The request: Where a line in the listing below contains the word "uttered", copy that line.

Records to process:
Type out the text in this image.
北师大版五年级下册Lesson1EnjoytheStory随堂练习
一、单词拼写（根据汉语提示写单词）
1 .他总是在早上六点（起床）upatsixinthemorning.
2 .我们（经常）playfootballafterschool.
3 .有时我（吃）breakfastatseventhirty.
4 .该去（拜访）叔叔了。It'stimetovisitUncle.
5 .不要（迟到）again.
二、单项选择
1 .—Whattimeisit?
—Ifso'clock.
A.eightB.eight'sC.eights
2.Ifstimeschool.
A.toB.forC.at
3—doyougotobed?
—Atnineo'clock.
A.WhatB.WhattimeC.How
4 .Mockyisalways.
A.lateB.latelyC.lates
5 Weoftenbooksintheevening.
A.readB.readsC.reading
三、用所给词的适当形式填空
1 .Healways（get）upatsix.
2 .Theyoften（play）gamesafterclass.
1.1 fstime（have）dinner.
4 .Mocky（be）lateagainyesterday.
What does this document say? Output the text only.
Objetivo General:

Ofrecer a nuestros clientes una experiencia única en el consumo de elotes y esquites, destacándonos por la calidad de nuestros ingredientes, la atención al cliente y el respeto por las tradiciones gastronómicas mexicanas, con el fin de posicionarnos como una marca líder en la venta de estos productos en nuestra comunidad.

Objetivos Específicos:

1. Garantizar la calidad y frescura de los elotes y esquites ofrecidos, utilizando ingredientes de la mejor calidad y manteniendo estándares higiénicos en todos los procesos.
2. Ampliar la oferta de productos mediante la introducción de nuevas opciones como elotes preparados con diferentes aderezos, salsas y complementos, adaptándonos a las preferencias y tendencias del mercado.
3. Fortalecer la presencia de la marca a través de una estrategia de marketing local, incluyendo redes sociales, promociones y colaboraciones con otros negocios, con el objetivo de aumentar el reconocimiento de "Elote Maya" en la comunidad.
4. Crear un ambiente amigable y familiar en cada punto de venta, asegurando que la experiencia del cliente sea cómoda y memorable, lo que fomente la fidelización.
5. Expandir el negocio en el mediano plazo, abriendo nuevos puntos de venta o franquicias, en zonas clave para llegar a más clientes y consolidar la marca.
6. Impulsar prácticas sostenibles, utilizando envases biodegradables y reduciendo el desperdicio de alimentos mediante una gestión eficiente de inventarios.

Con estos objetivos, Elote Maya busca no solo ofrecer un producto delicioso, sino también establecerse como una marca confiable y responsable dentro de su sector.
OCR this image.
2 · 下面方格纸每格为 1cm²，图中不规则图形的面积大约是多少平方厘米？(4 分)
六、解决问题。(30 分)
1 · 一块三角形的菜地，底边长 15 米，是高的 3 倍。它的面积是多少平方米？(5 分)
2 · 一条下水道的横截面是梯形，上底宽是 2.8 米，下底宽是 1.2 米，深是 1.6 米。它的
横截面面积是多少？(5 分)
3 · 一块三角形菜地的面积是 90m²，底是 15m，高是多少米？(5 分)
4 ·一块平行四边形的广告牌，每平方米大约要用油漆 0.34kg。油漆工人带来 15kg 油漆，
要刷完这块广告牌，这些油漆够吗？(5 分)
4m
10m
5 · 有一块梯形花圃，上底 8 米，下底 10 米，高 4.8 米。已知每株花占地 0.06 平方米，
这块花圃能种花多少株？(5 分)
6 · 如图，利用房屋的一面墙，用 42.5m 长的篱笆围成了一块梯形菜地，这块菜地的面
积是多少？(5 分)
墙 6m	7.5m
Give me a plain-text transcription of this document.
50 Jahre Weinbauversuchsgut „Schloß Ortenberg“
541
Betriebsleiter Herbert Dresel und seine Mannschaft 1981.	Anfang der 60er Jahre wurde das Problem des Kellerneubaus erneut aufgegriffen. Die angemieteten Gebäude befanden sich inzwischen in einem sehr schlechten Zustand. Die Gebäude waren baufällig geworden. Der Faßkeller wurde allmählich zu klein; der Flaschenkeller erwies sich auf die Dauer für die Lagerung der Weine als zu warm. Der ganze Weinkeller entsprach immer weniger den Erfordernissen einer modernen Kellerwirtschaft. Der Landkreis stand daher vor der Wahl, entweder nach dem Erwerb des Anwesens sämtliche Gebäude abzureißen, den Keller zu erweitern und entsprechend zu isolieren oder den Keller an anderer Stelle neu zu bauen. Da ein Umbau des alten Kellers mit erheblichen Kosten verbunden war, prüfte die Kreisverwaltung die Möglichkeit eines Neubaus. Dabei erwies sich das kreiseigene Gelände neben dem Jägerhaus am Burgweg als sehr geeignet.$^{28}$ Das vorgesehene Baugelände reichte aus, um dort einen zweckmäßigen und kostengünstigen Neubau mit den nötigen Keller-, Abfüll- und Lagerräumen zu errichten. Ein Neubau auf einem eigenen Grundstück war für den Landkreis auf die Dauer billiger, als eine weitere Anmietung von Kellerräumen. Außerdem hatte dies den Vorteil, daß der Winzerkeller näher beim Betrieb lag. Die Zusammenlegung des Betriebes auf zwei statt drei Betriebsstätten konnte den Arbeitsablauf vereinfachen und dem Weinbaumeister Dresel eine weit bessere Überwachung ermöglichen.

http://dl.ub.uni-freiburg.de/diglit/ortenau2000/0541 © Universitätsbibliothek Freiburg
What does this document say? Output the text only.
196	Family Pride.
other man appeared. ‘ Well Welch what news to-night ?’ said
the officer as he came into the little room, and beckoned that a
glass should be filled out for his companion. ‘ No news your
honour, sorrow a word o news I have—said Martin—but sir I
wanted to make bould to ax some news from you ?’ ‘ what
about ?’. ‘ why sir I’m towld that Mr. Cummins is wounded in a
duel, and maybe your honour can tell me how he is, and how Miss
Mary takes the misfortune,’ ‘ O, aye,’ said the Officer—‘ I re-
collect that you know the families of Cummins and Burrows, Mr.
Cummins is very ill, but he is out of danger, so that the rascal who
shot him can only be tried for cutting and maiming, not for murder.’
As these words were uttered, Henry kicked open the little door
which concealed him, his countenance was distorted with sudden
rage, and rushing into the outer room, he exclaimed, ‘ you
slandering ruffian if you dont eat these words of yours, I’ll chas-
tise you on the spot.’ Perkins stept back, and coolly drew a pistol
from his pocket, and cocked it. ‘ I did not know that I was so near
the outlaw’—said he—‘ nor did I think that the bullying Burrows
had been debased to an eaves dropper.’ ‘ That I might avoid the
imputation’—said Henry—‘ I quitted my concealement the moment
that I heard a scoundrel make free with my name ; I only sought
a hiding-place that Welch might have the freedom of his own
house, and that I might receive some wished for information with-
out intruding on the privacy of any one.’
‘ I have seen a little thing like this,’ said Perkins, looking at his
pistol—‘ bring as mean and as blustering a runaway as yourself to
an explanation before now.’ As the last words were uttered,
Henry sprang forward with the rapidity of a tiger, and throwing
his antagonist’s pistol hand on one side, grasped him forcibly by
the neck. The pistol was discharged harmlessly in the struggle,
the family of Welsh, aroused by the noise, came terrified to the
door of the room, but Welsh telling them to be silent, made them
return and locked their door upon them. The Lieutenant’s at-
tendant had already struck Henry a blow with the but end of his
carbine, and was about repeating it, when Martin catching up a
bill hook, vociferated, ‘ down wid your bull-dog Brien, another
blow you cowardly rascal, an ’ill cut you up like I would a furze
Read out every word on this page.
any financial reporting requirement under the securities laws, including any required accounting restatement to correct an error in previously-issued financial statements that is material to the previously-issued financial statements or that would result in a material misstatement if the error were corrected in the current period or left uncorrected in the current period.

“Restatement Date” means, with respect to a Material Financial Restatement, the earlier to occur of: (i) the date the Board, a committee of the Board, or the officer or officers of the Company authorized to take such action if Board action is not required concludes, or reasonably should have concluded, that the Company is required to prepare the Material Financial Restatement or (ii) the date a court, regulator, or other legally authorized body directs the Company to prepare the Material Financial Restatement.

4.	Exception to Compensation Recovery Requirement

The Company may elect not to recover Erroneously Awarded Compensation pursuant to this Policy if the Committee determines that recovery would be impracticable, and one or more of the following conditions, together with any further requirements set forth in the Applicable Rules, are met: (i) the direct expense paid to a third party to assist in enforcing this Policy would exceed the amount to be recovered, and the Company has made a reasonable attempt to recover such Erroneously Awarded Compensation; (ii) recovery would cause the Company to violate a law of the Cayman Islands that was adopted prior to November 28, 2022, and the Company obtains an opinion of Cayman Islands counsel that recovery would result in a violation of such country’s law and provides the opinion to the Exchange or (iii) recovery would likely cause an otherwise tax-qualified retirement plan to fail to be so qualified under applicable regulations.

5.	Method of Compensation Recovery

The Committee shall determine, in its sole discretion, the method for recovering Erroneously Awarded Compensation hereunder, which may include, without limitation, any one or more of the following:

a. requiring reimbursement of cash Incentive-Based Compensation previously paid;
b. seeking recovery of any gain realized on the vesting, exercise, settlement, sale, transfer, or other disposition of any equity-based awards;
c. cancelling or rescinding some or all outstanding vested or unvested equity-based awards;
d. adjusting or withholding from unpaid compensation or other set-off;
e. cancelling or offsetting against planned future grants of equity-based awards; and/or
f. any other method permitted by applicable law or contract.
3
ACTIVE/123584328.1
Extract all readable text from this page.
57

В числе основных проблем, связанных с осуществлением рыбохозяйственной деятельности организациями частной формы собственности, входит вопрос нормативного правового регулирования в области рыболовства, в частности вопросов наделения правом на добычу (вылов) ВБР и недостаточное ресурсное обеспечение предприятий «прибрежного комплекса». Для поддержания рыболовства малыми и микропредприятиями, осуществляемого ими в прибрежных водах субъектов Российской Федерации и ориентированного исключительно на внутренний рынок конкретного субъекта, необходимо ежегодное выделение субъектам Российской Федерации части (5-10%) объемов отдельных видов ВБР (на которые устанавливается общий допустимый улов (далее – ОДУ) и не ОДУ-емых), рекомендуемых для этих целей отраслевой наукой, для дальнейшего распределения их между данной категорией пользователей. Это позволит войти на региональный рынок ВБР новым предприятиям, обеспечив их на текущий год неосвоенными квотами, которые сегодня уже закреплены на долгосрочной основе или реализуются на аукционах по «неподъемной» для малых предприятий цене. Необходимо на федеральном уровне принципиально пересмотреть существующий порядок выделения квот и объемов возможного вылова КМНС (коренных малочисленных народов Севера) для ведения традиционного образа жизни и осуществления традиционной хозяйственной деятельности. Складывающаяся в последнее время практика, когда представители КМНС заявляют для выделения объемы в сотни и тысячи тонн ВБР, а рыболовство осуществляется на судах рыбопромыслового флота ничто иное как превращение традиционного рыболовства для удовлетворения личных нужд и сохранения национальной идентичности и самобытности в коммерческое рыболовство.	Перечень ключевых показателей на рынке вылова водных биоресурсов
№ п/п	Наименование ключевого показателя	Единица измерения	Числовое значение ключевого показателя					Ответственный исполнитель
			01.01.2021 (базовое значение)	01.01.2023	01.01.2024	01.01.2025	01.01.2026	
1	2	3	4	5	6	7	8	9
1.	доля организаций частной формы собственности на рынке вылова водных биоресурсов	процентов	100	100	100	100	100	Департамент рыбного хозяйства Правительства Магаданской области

Reply to the exercise:
As these words were uttered, Henry kicked open the little door
an explanation before now.’ As the last words were uttered,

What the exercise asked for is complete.